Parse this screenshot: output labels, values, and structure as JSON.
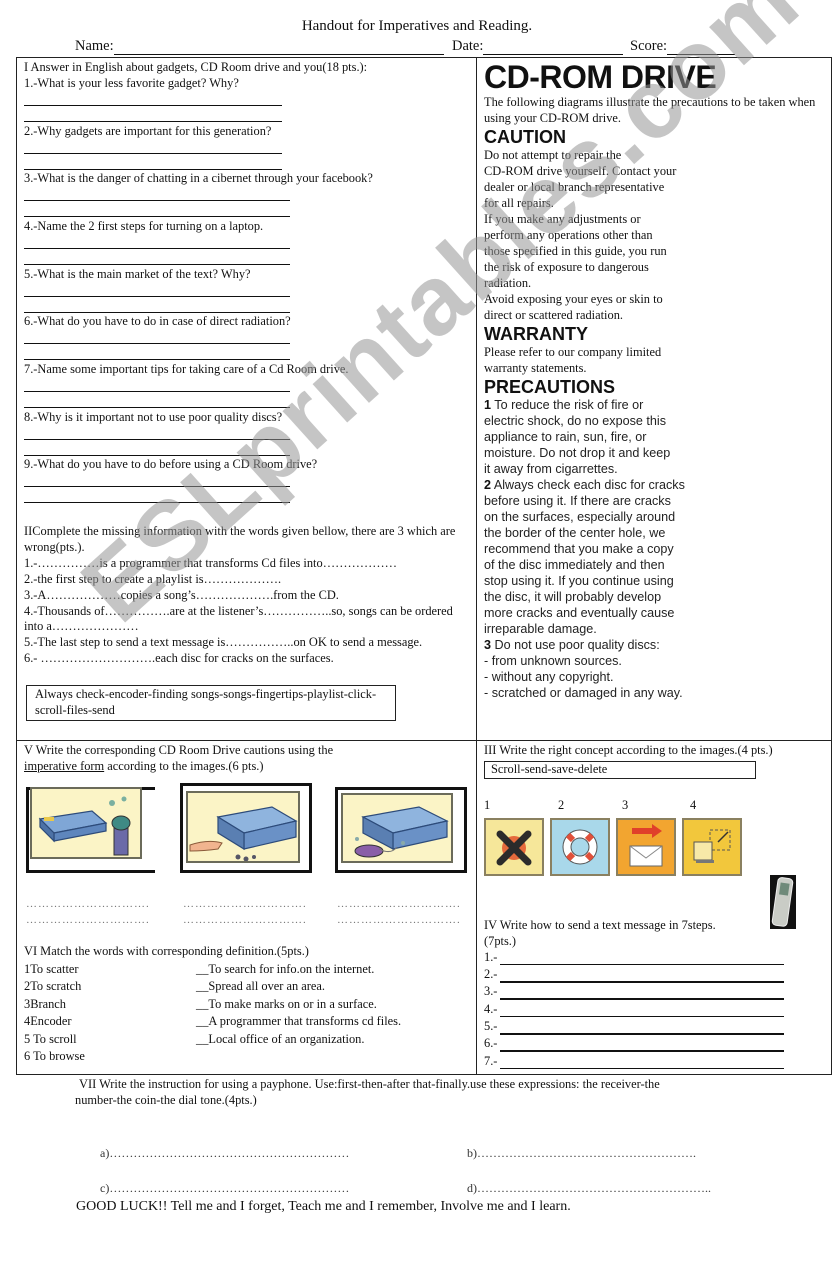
{
  "header": {
    "title": "Handout for Imperatives and Reading.",
    "name_label": "Name:",
    "date_label": "Date:",
    "score_label": "Score:"
  },
  "section1": {
    "heading": "I Answer in English about  gadgets, CD Room drive  and you(18 pts.):",
    "questions": [
      "1.-What is your less favorite gadget? Why?",
      "2.-Why gadgets are important for this generation?",
      "3.-What is the danger of chatting in a cibernet through your facebook?",
      "4.-Name the 2 first steps for turning on a laptop.",
      "5.-What is the main market of the text? Why?",
      "6.-What do you have to do in case of direct radiation?",
      "7.-Name some important tips for taking care of a Cd Room drive.",
      "8.-Why is it important not to use poor quality discs?",
      "9.-What do you have to do before using a CD Room drive?"
    ]
  },
  "section2": {
    "heading": "IIComplete the missing information with the words given bellow, there are 3 which are wrong(pts.).",
    "items": [
      "1.-……………is a programmer that transforms Cd files into………………",
      "2.-the first step to create a playlist is……………….",
      "3.-A………………copies a song’s……………….from the CD.",
      "4.-Thousands of…………….are at the listener’s……………..so, songs can be ordered into a…………………",
      "5.-The last step to send a text message is……………..on OK  to send a message.",
      "6.- ……………………….each disc for cracks on the surfaces."
    ],
    "word_bank": "Always check-encoder-finding songs-songs-fingertips-playlist-click-scroll-files-send"
  },
  "reading": {
    "title": "CD-ROM DRIVE",
    "intro": "The following diagrams illustrate the precautions to be taken when using your CD-ROM drive.",
    "caution_heading": "CAUTION",
    "caution_lines": [
      "Do not attempt to repair the",
      "CD-ROM drive yourself. Contact your",
      "dealer or local branch representative",
      "for all repairs.",
      "If you make any adjustments or",
      "perform any operations other than",
      "those specified in this guide, you run",
      "the risk of exposure to dangerous",
      "radiation.",
      "Avoid exposing your eyes or skin to",
      "direct or scattered radiation."
    ],
    "warranty_heading": "WARRANTY",
    "warranty_lines": [
      "Please refer to our company limited",
      "warranty statements."
    ],
    "precautions_heading": "PRECAUTIONS",
    "precautions": [
      {
        "num": "1",
        "lines": [
          " To reduce the risk of fire or",
          "electric shock, do no expose this",
          "appliance to rain, sun, fire, or",
          "moisture. Do not drop it and keep",
          "it away from cigarrettes."
        ]
      },
      {
        "num": "2",
        "lines": [
          " Always check each disc for cracks",
          "before using it. If there are cracks",
          "on the surfaces, especially around",
          "the border of the center hole, we",
          "recommend that you make a copy",
          "of the disc immediately and then",
          "stop using it. If you continue using",
          "the disc, it will probably develop",
          "more cracks and eventually cause",
          "irreparable damage."
        ]
      },
      {
        "num": "3",
        "lines": [
          " Do not use poor quality discs:",
          "- from unknown sources.",
          "- without any copyright.",
          "- scratched or damaged in any way."
        ]
      }
    ]
  },
  "section5": {
    "heading_line1": "V Write the corresponding CD Room Drive cautions using  the",
    "heading_underlined": "imperative form",
    "heading_line2_rest": " according to the images.(6 pts.)",
    "images": [
      "cd-drive-near-heater",
      "cd-drive-dropped-pieces",
      "cd-drive-near-cigarette"
    ],
    "dots": "…………………………."
  },
  "section6": {
    "heading": "VI Match the words with corresponding definition.(5pts.)",
    "words": [
      "1To scatter",
      "2To scratch",
      "3Branch",
      "4Encoder",
      "5 To scroll",
      "6 To browse"
    ],
    "definitions": [
      "__To search for info.on the internet.",
      "__Spread all over an area.",
      "__To make marks on or in a surface.",
      "__A programmer that transforms cd files.",
      "__Local office of an organization."
    ]
  },
  "section3": {
    "heading": "III Write  the right concept according to the images.(4 pts.)",
    "word_bank": "Scroll-send-save-delete",
    "numbers": [
      "1",
      "2",
      "3",
      "4"
    ],
    "icons": [
      "delete-x-icon",
      "lifebuoy-icon",
      "send-envelope-icon",
      "scroll-resize-icon"
    ]
  },
  "section4": {
    "heading": "IV Write how to send a text message in 7steps.",
    "points": "(7pts.)",
    "steps": [
      "1.-",
      "2.-",
      "3.-",
      "4.-",
      "5.-",
      "6.-",
      "7.-"
    ]
  },
  "section7": {
    "heading_line1": "VII Write the instruction for using a payphone. Use:first-then-after that-finally.use these expressions: the receiver-the",
    "heading_line2": "number-the coin-the dial tone.(4pts.)",
    "blanks": [
      "a)……………………………………………………",
      "b)……………………………………………….",
      "c)……………………………………………………",
      "d)………………………………………………….."
    ]
  },
  "footer": {
    "closing": "GOOD LUCK!! Tell me and I forget, Teach me and I remember, Involve me and I learn."
  },
  "watermark": "ESLprintables.com",
  "colors": {
    "tile_yellow": "#f6e79a",
    "tile_blue": "#a9d8ea",
    "tile_orange": "#f2a530",
    "tile_gold": "#f2c73c",
    "picture_bg": "#fbf4c6",
    "watermark": "#969696"
  }
}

WRITTEN TASK
Leave out the pictures, and give all the records again exactly.

RESULT FOR THIS TASK
Parse this screenshot: output labels, values, and structure as JSON.
{
  "header": {
    "title": "Handout for Imperatives and Reading.",
    "name_label": "Name:",
    "date_label": "Date:",
    "score_label": "Score:"
  },
  "section1": {
    "heading": "I Answer in English about  gadgets, CD Room drive  and you(18 pts.):",
    "questions": [
      "1.-What is your less favorite gadget? Why?",
      "2.-Why gadgets are important for this generation?",
      "3.-What is the danger of chatting in a cibernet through your facebook?",
      "4.-Name the 2 first steps for turning on a laptop.",
      "5.-What is the main market of the text? Why?",
      "6.-What do you have to do in case of direct radiation?",
      "7.-Name some important tips for taking care of a Cd Room drive.",
      "8.-Why is it important not to use poor quality discs?",
      "9.-What do you have to do before using a CD Room drive?"
    ]
  },
  "section2": {
    "heading": "IIComplete the missing information with the words given bellow, there are 3 which are wrong(pts.).",
    "items": [
      "1.-……………is a programmer that transforms Cd files into………………",
      "2.-the first step to create a playlist is……………….",
      "3.-A………………copies a song’s……………….from the CD.",
      "4.-Thousands of…………….are at the listener’s……………..so, songs can be ordered into a…………………",
      "5.-The last step to send a text message is……………..on OK  to send a message.",
      "6.- ……………………….each disc for cracks on the surfaces."
    ],
    "word_bank": "Always check-encoder-finding songs-songs-fingertips-playlist-click-scroll-files-send"
  },
  "reading": {
    "title": "CD-ROM DRIVE",
    "intro": "The following diagrams illustrate the precautions to be taken when using your CD-ROM drive.",
    "caution_heading": "CAUTION",
    "caution_lines": [
      "Do not attempt to repair the",
      "CD-ROM drive yourself. Contact your",
      "dealer or local branch representative",
      "for all repairs.",
      "If you make any adjustments or",
      "perform any operations other than",
      "those specified in this guide, you run",
      "the risk of exposure to dangerous",
      "radiation.",
      "Avoid exposing your eyes or skin to",
      "direct or scattered radiation."
    ],
    "warranty_heading": "WARRANTY",
    "warranty_lines": [
      "Please refer to our company limited",
      "warranty statements."
    ],
    "precautions_heading": "PRECAUTIONS",
    "precautions": [
      {
        "num": "1",
        "lines": [
          " To reduce the risk of fire or",
          "electric shock, do no expose this",
          "appliance to rain, sun, fire, or",
          "moisture. Do not drop it and keep",
          "it away from cigarrettes."
        ]
      },
      {
        "num": "2",
        "lines": [
          " Always check each disc for cracks",
          "before using it. If there are cracks",
          "on the surfaces, especially around",
          "the border of the center hole, we",
          "recommend that you make a copy",
          "of the disc immediately and then",
          "stop using it. If you continue using",
          "the disc, it will probably develop",
          "more cracks and eventually cause",
          "irreparable damage."
        ]
      },
      {
        "num": "3",
        "lines": [
          " Do not use poor quality discs:",
          "- from unknown sources.",
          "- without any copyright.",
          "- scratched or damaged in any way."
        ]
      }
    ]
  },
  "section5": {
    "heading_line1": "V Write the corresponding CD Room Drive cautions using  the",
    "heading_underlined": "imperative form",
    "heading_line2_rest": " according to the images.(6 pts.)",
    "images": [
      "cd-drive-near-heater",
      "cd-drive-dropped-pieces",
      "cd-drive-near-cigarette"
    ],
    "dots": "…………………………."
  },
  "section6": {
    "heading": "VI Match the words with corresponding definition.(5pts.)",
    "words": [
      "1To scatter",
      "2To scratch",
      "3Branch",
      "4Encoder",
      "5 To scroll",
      "6 To browse"
    ],
    "definitions": [
      "__To search for info.on the internet.",
      "__Spread all over an area.",
      "__To make marks on or in a surface.",
      "__A programmer that transforms cd files.",
      "__Local office of an organization."
    ]
  },
  "section3": {
    "heading": "III Write  the right concept according to the images.(4 pts.)",
    "word_bank": "Scroll-send-save-delete",
    "numbers": [
      "1",
      "2",
      "3",
      "4"
    ],
    "icons": [
      "delete-x-icon",
      "lifebuoy-icon",
      "send-envelope-icon",
      "scroll-resize-icon"
    ]
  },
  "section4": {
    "heading": "IV Write how to send a text message in 7steps.",
    "points": "(7pts.)",
    "steps": [
      "1.-",
      "2.-",
      "3.-",
      "4.-",
      "5.-",
      "6.-",
      "7.-"
    ]
  },
  "section7": {
    "heading_line1": "VII Write the instruction for using a payphone. Use:first-then-after that-finally.use these expressions: the receiver-the",
    "heading_line2": "number-the coin-the dial tone.(4pts.)",
    "blanks": [
      "a)……………………………………………………",
      "b)……………………………………………….",
      "c)……………………………………………………",
      "d)………………………………………………….."
    ]
  },
  "footer": {
    "closing": "GOOD LUCK!! Tell me and I forget, Teach me and I remember, Involve me and I learn."
  },
  "watermark": "ESLprintables.com",
  "colors": {
    "tile_yellow": "#f6e79a",
    "tile_blue": "#a9d8ea",
    "tile_orange": "#f2a530",
    "tile_gold": "#f2c73c",
    "picture_bg": "#fbf4c6",
    "watermark": "#969696"
  }
}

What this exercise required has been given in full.